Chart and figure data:
※ ※ ※

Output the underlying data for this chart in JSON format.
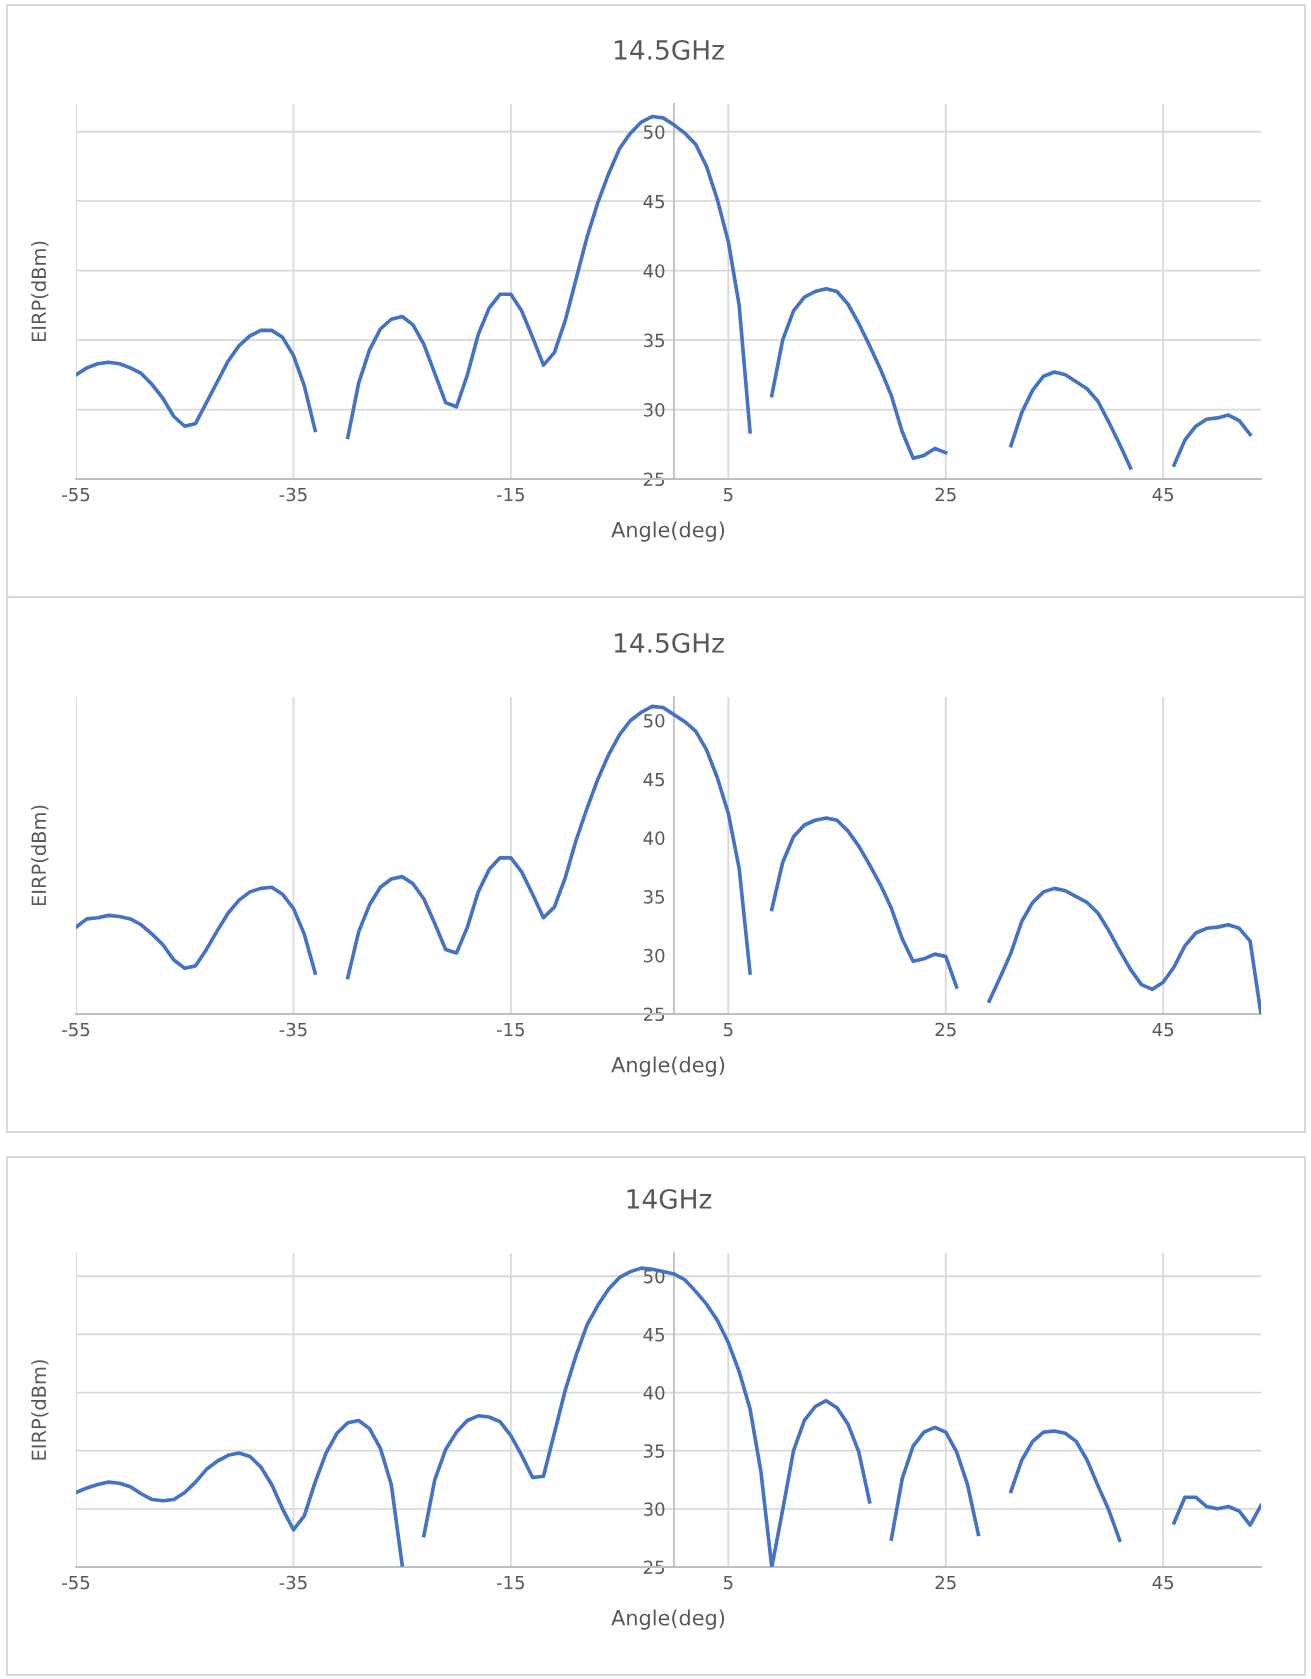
{
  "chart_data": [
    {
      "type": "line",
      "title": "14.5GHz",
      "xlabel": "Angle(deg)",
      "ylabel": "EIRP(dBm)",
      "categories": [
        "-55",
        null,
        null,
        null,
        null,
        null,
        null,
        null,
        null,
        null,
        null,
        null,
        null,
        null,
        null,
        null,
        null,
        null,
        null,
        null,
        "-35",
        null,
        null,
        null,
        null,
        null,
        null,
        null,
        null,
        null,
        null,
        null,
        null,
        null,
        null,
        null,
        null,
        null,
        null,
        null,
        "-15",
        null,
        null,
        null,
        null,
        null,
        null,
        null,
        null,
        null,
        null,
        null,
        null,
        null,
        null,
        null,
        null,
        null,
        null,
        null,
        "5",
        null,
        null,
        null,
        null,
        null,
        null,
        null,
        null,
        null,
        null,
        null,
        null,
        null,
        null,
        null,
        null,
        null,
        null,
        null,
        "25",
        null,
        null,
        null,
        null,
        null,
        null,
        null,
        null,
        null,
        null,
        null,
        null,
        null,
        null,
        null,
        null,
        null,
        null,
        null,
        "45",
        null,
        null,
        null,
        null,
        null,
        null,
        null,
        null,
        null
      ],
      "series": [
        {
          "color": "#4472c4",
          "values": [
            32.5,
            33.0,
            33.3,
            33.4,
            33.3,
            33.0,
            32.6,
            31.8,
            30.8,
            29.5,
            28.8,
            29.0,
            30.5,
            32.0,
            33.5,
            34.6,
            35.3,
            35.7,
            35.7,
            35.2,
            33.9,
            31.7,
            28.5,
            null,
            null,
            28.0,
            31.9,
            34.3,
            35.8,
            36.5,
            36.7,
            36.1,
            34.7,
            32.6,
            30.5,
            30.2,
            32.5,
            35.4,
            37.3,
            38.3,
            38.3,
            37.1,
            35.2,
            33.2,
            34.1,
            36.4,
            39.4,
            42.4,
            44.9,
            47.0,
            48.8,
            49.9,
            50.7,
            51.1,
            51.0,
            50.5,
            49.9,
            49.1,
            47.5,
            45.1,
            42.1,
            37.5,
            28.4,
            null,
            31.0,
            35.0,
            37.1,
            38.1,
            38.5,
            38.7,
            38.5,
            37.6,
            36.2,
            34.6,
            32.9,
            31.0,
            28.4,
            26.5,
            26.7,
            27.2,
            26.9,
            null,
            null,
            null,
            null,
            null,
            27.4,
            29.8,
            31.4,
            32.4,
            32.7,
            32.5,
            32.0,
            31.5,
            30.6,
            29.1,
            27.5,
            25.8,
            null,
            null,
            null,
            26.0,
            27.8,
            28.8,
            29.3,
            29.4,
            29.6,
            29.2,
            28.2,
            null
          ]
        }
      ],
      "ylim": [
        25,
        52
      ],
      "yticks": [
        25,
        30,
        35,
        40,
        45,
        50
      ],
      "grid": true
    },
    {
      "type": "line",
      "title": "14.5GHz",
      "xlabel": "Angle(deg)",
      "ylabel": "EIRP(dBm)",
      "categories": [
        "-55",
        null,
        null,
        null,
        null,
        null,
        null,
        null,
        null,
        null,
        null,
        null,
        null,
        null,
        null,
        null,
        null,
        null,
        null,
        null,
        "-35",
        null,
        null,
        null,
        null,
        null,
        null,
        null,
        null,
        null,
        null,
        null,
        null,
        null,
        null,
        null,
        null,
        null,
        null,
        null,
        "-15",
        null,
        null,
        null,
        null,
        null,
        null,
        null,
        null,
        null,
        null,
        null,
        null,
        null,
        null,
        null,
        null,
        null,
        null,
        null,
        "5",
        null,
        null,
        null,
        null,
        null,
        null,
        null,
        null,
        null,
        null,
        null,
        null,
        null,
        null,
        null,
        null,
        null,
        null,
        null,
        "25",
        null,
        null,
        null,
        null,
        null,
        null,
        null,
        null,
        null,
        null,
        null,
        null,
        null,
        null,
        null,
        null,
        null,
        null,
        null,
        "45",
        null,
        null,
        null,
        null,
        null,
        null,
        null,
        null,
        null
      ],
      "series": [
        {
          "color": "#4472c4",
          "values": [
            32.4,
            33.1,
            33.2,
            33.4,
            33.3,
            33.1,
            32.6,
            31.8,
            30.9,
            29.6,
            28.9,
            29.1,
            30.5,
            32.1,
            33.6,
            34.7,
            35.4,
            35.7,
            35.8,
            35.2,
            34.0,
            31.8,
            28.5,
            null,
            null,
            28.1,
            32.0,
            34.3,
            35.8,
            36.5,
            36.7,
            36.1,
            34.8,
            32.7,
            30.5,
            30.2,
            32.4,
            35.4,
            37.3,
            38.3,
            38.3,
            37.1,
            35.2,
            33.2,
            34.1,
            36.6,
            39.8,
            42.5,
            45.0,
            47.1,
            48.8,
            50.0,
            50.7,
            51.2,
            51.1,
            50.5,
            49.9,
            49.1,
            47.5,
            45.1,
            42.1,
            37.4,
            28.5,
            null,
            33.9,
            37.9,
            40.1,
            41.1,
            41.5,
            41.7,
            41.5,
            40.6,
            39.3,
            37.7,
            36.0,
            34.0,
            31.4,
            29.5,
            29.7,
            30.1,
            29.9,
            27.3,
            null,
            null,
            26.1,
            28.1,
            30.2,
            32.9,
            34.5,
            35.4,
            35.7,
            35.5,
            35.0,
            34.5,
            33.6,
            32.1,
            30.4,
            28.8,
            27.5,
            27.1,
            27.7,
            29.0,
            30.8,
            31.9,
            32.3,
            32.4,
            32.6,
            32.3,
            31.2,
            25.0
          ]
        }
      ],
      "ylim": [
        25,
        52
      ],
      "yticks": [
        25,
        30,
        35,
        40,
        45,
        50
      ],
      "grid": "x"
    },
    {
      "type": "line",
      "title": "14GHz",
      "xlabel": "Angle(deg)",
      "ylabel": "EIRP(dBm)",
      "categories": [
        "-55",
        null,
        null,
        null,
        null,
        null,
        null,
        null,
        null,
        null,
        null,
        null,
        null,
        null,
        null,
        null,
        null,
        null,
        null,
        null,
        "-35",
        null,
        null,
        null,
        null,
        null,
        null,
        null,
        null,
        null,
        null,
        null,
        null,
        null,
        null,
        null,
        null,
        null,
        null,
        null,
        "-15",
        null,
        null,
        null,
        null,
        null,
        null,
        null,
        null,
        null,
        null,
        null,
        null,
        null,
        null,
        null,
        null,
        null,
        null,
        null,
        "5",
        null,
        null,
        null,
        null,
        null,
        null,
        null,
        null,
        null,
        null,
        null,
        null,
        null,
        null,
        null,
        null,
        null,
        null,
        null,
        "25",
        null,
        null,
        null,
        null,
        null,
        null,
        null,
        null,
        null,
        null,
        null,
        null,
        null,
        null,
        null,
        null,
        null,
        null,
        null,
        "45",
        null,
        null,
        null,
        null,
        null,
        null,
        null,
        null,
        null
      ],
      "series": [
        {
          "color": "#4472c4",
          "values": [
            31.4,
            31.8,
            32.1,
            32.3,
            32.2,
            31.9,
            31.3,
            30.8,
            30.7,
            30.8,
            31.4,
            32.3,
            33.4,
            34.1,
            34.6,
            34.8,
            34.5,
            33.6,
            32.1,
            30.0,
            28.2,
            29.4,
            32.3,
            34.8,
            36.5,
            37.4,
            37.6,
            36.9,
            35.2,
            32.1,
            25.2,
            null,
            27.7,
            32.5,
            35.1,
            36.6,
            37.6,
            38.0,
            37.9,
            37.5,
            36.3,
            34.6,
            32.7,
            32.8,
            36.5,
            40.2,
            43.2,
            45.8,
            47.5,
            48.9,
            49.9,
            50.4,
            50.7,
            50.6,
            50.4,
            50.2,
            49.7,
            48.7,
            47.6,
            46.2,
            44.3,
            41.8,
            38.6,
            33.2,
            25.0,
            29.9,
            35.0,
            37.6,
            38.8,
            39.3,
            38.7,
            37.3,
            34.9,
            30.6,
            null,
            27.4,
            32.6,
            35.4,
            36.6,
            37.0,
            36.6,
            34.9,
            32.1,
            27.8,
            null,
            null,
            31.5,
            34.2,
            35.8,
            36.6,
            36.7,
            36.5,
            35.8,
            34.2,
            32.0,
            29.9,
            27.3,
            null,
            null,
            null,
            null,
            28.8,
            31.0,
            31.0,
            30.2,
            30.0,
            30.2,
            29.8,
            28.6,
            30.3
          ]
        }
      ],
      "ylim": [
        25,
        52
      ],
      "yticks": [
        25,
        30,
        35,
        40,
        45,
        50
      ],
      "grid": true
    }
  ]
}
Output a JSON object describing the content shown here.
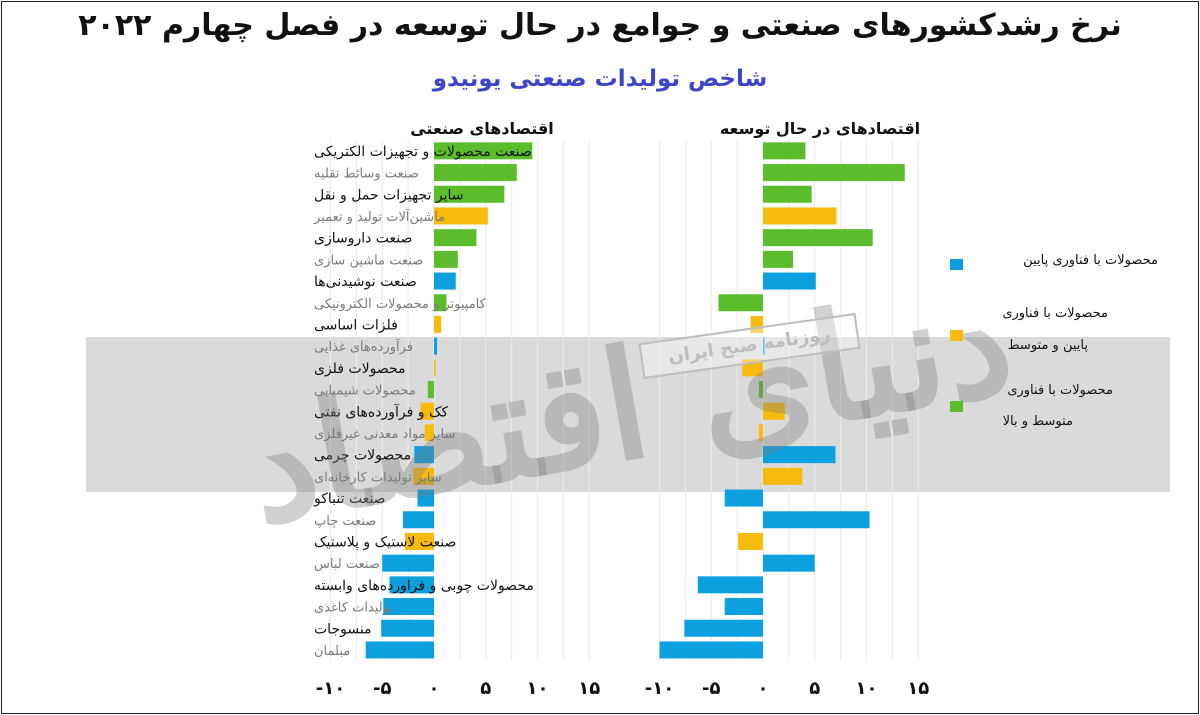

※ ※ ※

Exercise task
Show every line from the entries above in which "Output" appears.

Result for this exercise
Output the underlying data for this chart in JSON format.
Output a JSON object describing the content shown here.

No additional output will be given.